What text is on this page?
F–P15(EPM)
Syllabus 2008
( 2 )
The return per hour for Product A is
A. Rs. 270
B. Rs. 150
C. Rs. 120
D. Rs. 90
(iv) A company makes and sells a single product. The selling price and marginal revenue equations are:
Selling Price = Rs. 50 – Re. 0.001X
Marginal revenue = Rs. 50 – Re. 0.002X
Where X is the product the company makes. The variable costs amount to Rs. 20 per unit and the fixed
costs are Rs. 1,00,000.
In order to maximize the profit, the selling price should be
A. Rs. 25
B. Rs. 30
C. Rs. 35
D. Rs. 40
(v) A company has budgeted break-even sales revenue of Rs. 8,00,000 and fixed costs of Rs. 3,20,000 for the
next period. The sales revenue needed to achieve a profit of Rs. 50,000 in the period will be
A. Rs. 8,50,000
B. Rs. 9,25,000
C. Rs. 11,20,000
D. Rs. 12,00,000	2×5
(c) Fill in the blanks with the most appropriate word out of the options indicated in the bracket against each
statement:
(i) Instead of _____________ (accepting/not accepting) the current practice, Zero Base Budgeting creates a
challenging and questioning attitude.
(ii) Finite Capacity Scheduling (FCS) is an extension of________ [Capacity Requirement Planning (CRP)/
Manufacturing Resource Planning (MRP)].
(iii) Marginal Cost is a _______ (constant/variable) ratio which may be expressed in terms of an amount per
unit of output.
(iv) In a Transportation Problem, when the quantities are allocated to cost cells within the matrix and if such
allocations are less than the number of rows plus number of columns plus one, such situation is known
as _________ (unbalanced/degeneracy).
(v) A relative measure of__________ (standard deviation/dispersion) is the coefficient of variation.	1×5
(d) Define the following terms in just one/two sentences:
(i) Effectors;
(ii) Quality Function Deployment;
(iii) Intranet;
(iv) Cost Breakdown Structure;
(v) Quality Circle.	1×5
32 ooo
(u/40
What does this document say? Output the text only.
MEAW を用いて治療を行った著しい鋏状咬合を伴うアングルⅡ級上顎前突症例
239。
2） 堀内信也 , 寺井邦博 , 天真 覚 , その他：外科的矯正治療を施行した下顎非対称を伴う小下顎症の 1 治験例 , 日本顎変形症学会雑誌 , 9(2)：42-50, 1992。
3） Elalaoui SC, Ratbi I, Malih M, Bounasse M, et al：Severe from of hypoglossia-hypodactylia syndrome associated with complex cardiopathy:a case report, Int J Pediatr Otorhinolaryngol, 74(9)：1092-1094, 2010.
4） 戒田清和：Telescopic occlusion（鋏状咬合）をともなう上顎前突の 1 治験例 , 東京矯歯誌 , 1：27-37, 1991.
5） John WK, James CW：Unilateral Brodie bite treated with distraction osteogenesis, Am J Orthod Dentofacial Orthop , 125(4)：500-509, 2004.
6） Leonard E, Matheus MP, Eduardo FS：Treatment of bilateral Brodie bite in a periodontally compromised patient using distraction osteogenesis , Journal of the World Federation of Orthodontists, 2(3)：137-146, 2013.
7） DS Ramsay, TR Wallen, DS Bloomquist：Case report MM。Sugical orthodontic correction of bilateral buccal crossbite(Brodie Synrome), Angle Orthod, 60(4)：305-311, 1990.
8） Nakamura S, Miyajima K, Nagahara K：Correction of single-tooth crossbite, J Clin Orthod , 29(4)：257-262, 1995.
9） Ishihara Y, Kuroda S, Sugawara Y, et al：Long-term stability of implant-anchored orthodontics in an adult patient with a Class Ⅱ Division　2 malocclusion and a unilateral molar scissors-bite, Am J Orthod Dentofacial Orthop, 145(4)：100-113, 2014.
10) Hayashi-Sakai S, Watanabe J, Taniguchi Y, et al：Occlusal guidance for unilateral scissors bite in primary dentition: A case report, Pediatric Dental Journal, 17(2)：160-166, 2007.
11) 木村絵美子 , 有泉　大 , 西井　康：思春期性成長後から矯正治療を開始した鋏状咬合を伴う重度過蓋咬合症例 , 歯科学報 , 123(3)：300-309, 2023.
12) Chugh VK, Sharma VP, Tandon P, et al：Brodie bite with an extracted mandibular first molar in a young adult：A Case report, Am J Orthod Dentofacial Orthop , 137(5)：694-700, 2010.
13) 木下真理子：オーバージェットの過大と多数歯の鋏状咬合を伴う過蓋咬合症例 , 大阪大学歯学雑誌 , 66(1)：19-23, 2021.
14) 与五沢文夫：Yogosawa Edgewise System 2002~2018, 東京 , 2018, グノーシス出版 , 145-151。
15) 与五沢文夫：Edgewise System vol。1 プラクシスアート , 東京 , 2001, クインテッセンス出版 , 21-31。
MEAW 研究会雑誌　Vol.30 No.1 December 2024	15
━━━━━━━━━━━━━━━━
- Problem: Return every line in the records that includes the string "this".

- Response:
What text is on this page?
What does this document say? Output the text only.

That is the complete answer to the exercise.